----- Source passage -----

Guardrails-First Course Materials
What You Get
This course is organized as a practical production path:
- each chapter focuses on one common incident/failure mode
- each chapter defines a safe operational workflow
- each chapter includes hands-on materials (
lab.md, andquiz.md; many include runbooks)
Recommended Learning Path
- Start from Chapter 01 and go sequentially through the core track.
- Run the lab before moving to the next chapter.
- Use the quiz at the end of each chapter to validate understanding.
- Move to advanced modules only after finishing the core path.
Tracks
Core track:
- Chapters 01-13 (platform fundamentals, GitOps, security, observability, reliability, on-call)

----- Information supplied -----

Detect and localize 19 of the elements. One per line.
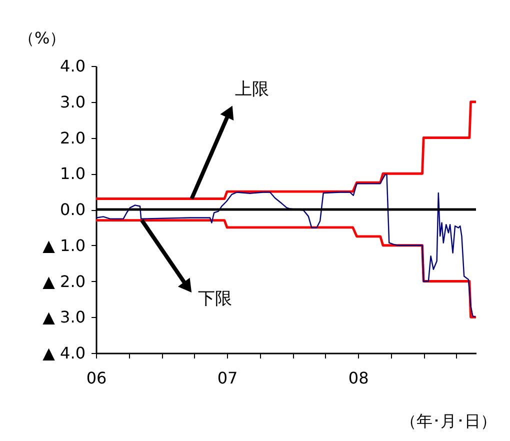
y-tick-label: ▲ 4.0 [42, 344, 86, 362]
x-tick-label: 08 [348, 368, 369, 388]
x-tick-label: 06 [86, 368, 107, 388]
y-tick-label: ▲ 1.0 [42, 236, 86, 255]
y-tick-label: 2.0 [60, 128, 86, 148]
line-series [94, 100, 478, 200]
y-axis-title: （%） [18, 28, 66, 48]
annotation: 上限 [234, 80, 269, 100]
x-axis-title: （年･月･日） [400, 412, 496, 430]
y-tick-label: ▲ 2.0 [42, 272, 86, 291]
annotation: 下限 [198, 289, 232, 310]
y-tick-label: 3.0 [60, 92, 86, 112]
line-series [94, 219, 478, 318]
x-tick-label: 07 [217, 368, 238, 388]
y-tick-label: ▲ 3.0 [42, 308, 86, 327]
line-series [96, 174, 476, 318]
y-tick-label: 0.0 [60, 200, 86, 219]
y-tick-label: 1.0 [60, 164, 86, 184]
y-tick-label: 4.0 [60, 56, 86, 76]
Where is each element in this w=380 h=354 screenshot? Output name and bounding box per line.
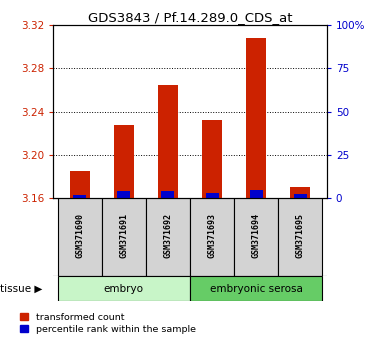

-----

Task set:
[a] According to the course materials overview, what should a learner do before moving to the next chapter?
[b] Rewrite the course materials overview from "- Run the lab" up to and including "observability, reliability, on-call)", changing "advanced modules" to "elective modules".

Answers:
[a] Run the lab.

[b]
- Run the lab before moving to the next chapter.
- Use the quiz at the end of each chapter to validate understanding.
- Move to elective modules only after finishing the core path.
Tracks
Core track:
- Chapters 01-13 (platform fundamentals, GitOps, security, observability, reliability, on-call)